**Stated goal**
Reproduce the listing verbatim.

************

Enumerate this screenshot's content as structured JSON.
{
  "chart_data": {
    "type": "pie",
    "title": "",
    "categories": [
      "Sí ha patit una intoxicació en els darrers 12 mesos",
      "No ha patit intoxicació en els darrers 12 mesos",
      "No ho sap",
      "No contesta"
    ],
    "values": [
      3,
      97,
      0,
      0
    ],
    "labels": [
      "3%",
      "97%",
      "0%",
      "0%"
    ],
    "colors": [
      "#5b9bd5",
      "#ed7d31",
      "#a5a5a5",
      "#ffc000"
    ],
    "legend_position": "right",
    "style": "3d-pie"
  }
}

************

**Correct result**
Enumerate this screenshot's content as structured JSON.
{
  "chart_data": {
    "type": "pie",
    "title": "",
    "categories": [
      "Sí ha patit una intoxicació en els darrers 12 mesos",
      "No ha patit intoxicació en els darrers 12 mesos",
      "No ho sap",
      "No contesta"
    ],
    "values": [
      3,
      97,
      0,
      0
    ],
    "labels": [
      "3%",
      "97%",
      "0%",
      "0%"
    ],
    "colors": [
      "#5b9bd5",
      "#ed7d31",
      "#a5a5a5",
      "#ffc000"
    ],
    "legend_position": "right",
    "style": "3d-pie"
  }
}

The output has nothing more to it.